[What is being asked] Provide an exact copy of the data, excluding the images.

[Source records]

▼▼▼

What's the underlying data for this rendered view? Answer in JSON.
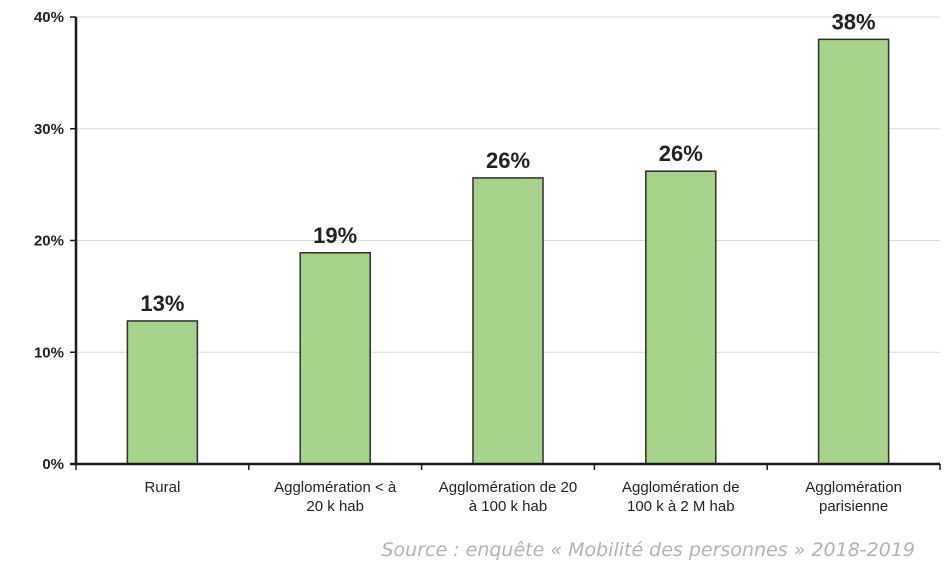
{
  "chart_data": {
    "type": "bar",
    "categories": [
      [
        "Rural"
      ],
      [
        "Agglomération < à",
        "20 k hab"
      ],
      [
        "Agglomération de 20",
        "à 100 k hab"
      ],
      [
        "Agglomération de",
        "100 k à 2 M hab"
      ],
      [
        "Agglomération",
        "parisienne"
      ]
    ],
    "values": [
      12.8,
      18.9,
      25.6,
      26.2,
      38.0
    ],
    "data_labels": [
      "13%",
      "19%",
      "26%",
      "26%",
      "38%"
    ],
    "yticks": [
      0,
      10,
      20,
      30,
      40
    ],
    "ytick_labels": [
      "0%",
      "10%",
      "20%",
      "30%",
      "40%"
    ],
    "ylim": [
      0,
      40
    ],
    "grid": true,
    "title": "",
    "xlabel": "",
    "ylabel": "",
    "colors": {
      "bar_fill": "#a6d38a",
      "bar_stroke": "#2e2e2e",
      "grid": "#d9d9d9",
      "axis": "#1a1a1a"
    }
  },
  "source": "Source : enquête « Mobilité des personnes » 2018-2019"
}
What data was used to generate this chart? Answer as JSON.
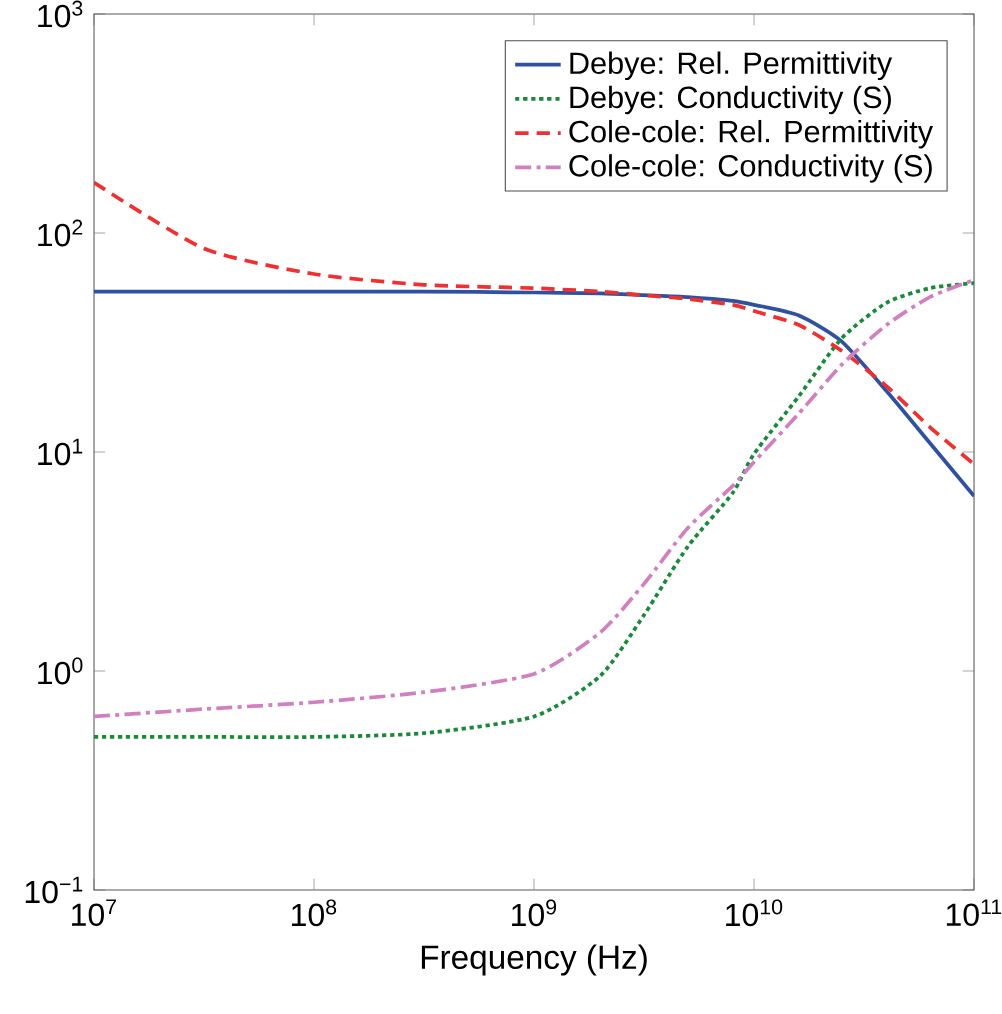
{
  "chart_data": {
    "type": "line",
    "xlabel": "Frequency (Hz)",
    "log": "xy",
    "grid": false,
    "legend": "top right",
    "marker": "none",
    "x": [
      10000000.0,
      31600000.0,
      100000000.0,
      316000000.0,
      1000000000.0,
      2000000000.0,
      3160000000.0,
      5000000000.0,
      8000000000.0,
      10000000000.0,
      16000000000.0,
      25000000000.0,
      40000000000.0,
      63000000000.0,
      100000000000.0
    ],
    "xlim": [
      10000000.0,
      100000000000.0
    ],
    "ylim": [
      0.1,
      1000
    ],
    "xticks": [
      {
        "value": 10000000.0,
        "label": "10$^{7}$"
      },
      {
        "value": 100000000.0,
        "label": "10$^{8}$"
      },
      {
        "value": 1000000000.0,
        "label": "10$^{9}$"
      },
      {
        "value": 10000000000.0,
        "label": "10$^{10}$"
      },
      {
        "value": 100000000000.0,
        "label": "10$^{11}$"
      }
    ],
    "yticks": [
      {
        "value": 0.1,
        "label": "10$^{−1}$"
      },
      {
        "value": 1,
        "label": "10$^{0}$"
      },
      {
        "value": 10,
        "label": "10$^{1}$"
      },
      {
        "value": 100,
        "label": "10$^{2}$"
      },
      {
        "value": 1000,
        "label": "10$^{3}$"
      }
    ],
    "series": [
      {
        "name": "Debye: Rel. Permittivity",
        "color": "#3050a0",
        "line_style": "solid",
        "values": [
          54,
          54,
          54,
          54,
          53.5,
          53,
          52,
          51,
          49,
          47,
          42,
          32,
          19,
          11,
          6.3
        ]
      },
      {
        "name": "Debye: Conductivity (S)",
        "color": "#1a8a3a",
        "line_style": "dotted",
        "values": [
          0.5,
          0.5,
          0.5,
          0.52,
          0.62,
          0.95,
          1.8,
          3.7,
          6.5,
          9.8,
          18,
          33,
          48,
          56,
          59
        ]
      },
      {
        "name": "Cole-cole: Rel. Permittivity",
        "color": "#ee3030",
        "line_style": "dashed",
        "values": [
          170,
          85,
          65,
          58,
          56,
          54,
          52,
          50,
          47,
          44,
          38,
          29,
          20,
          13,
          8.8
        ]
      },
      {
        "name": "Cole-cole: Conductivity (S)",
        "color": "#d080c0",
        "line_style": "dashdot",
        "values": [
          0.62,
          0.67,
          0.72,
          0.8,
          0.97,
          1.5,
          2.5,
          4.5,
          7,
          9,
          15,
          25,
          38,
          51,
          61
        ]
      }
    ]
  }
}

▲▲▲

[The reply]
What's the underlying data for this rendered view? Answer in JSON.
{
  "chart_data": {
    "type": "bar",
    "categories": [
      [
        "Rural"
      ],
      [
        "Agglomération < à",
        "20 k hab"
      ],
      [
        "Agglomération de 20",
        "à 100 k hab"
      ],
      [
        "Agglomération de",
        "100 k à 2 M hab"
      ],
      [
        "Agglomération",
        "parisienne"
      ]
    ],
    "values": [
      12.8,
      18.9,
      25.6,
      26.2,
      38.0
    ],
    "data_labels": [
      "13%",
      "19%",
      "26%",
      "26%",
      "38%"
    ],
    "yticks": [
      0,
      10,
      20,
      30,
      40
    ],
    "ytick_labels": [
      "0%",
      "10%",
      "20%",
      "30%",
      "40%"
    ],
    "ylim": [
      0,
      40
    ],
    "grid": true,
    "title": "",
    "xlabel": "",
    "ylabel": "",
    "colors": {
      "bar_fill": "#a6d38a",
      "bar_stroke": "#2e2e2e",
      "grid": "#d9d9d9",
      "axis": "#1a1a1a"
    }
  },
  "source": "Source : enquête « Mobilité des personnes » 2018-2019"
}
What data was used to generate this chart? Answer as JSON.
{
  "chart_data": {
    "type": "line",
    "xlabel": "Frequency (Hz)",
    "log": "xy",
    "grid": false,
    "legend": "top right",
    "marker": "none",
    "x": [
      10000000.0,
      31600000.0,
      100000000.0,
      316000000.0,
      1000000000.0,
      2000000000.0,
      3160000000.0,
      5000000000.0,
      8000000000.0,
      10000000000.0,
      16000000000.0,
      25000000000.0,
      40000000000.0,
      63000000000.0,
      100000000000.0
    ],
    "xlim": [
      10000000.0,
      100000000000.0
    ],
    "ylim": [
      0.1,
      1000
    ],
    "xticks": [
      {
        "value": 10000000.0,
        "label": "10$^{7}$"
      },
      {
        "value": 100000000.0,
        "label": "10$^{8}$"
      },
      {
        "value": 1000000000.0,
        "label": "10$^{9}$"
      },
      {
        "value": 10000000000.0,
        "label": "10$^{10}$"
      },
      {
        "value": 100000000000.0,
        "label": "10$^{11}$"
      }
    ],
    "yticks": [
      {
        "value": 0.1,
        "label": "10$^{−1}$"
      },
      {
        "value": 1,
        "label": "10$^{0}$"
      },
      {
        "value": 10,
        "label": "10$^{1}$"
      },
      {
        "value": 100,
        "label": "10$^{2}$"
      },
      {
        "value": 1000,
        "label": "10$^{3}$"
      }
    ],
    "series": [
      {
        "name": "Debye: Rel. Permittivity",
        "color": "#3050a0",
        "line_style": "solid",
        "values": [
          54,
          54,
          54,
          54,
          53.5,
          53,
          52,
          51,
          49,
          47,
          42,
          32,
          19,
          11,
          6.3
        ]
      },
      {
        "name": "Debye: Conductivity (S)",
        "color": "#1a8a3a",
        "line_style": "dotted",
        "values": [
          0.5,
          0.5,
          0.5,
          0.52,
          0.62,
          0.95,
          1.8,
          3.7,
          6.5,
          9.8,
          18,
          33,
          48,
          56,
          59
        ]
      },
      {
        "name": "Cole-cole: Rel. Permittivity",
        "color": "#ee3030",
        "line_style": "dashed",
        "values": [
          170,
          85,
          65,
          58,
          56,
          54,
          52,
          50,
          47,
          44,
          38,
          29,
          20,
          13,
          8.8
        ]
      },
      {
        "name": "Cole-cole: Conductivity (S)",
        "color": "#d080c0",
        "line_style": "dashdot",
        "values": [
          0.62,
          0.67,
          0.72,
          0.8,
          0.97,
          1.5,
          2.5,
          4.5,
          7,
          9,
          15,
          25,
          38,
          51,
          61
        ]
      }
    ]
  }
}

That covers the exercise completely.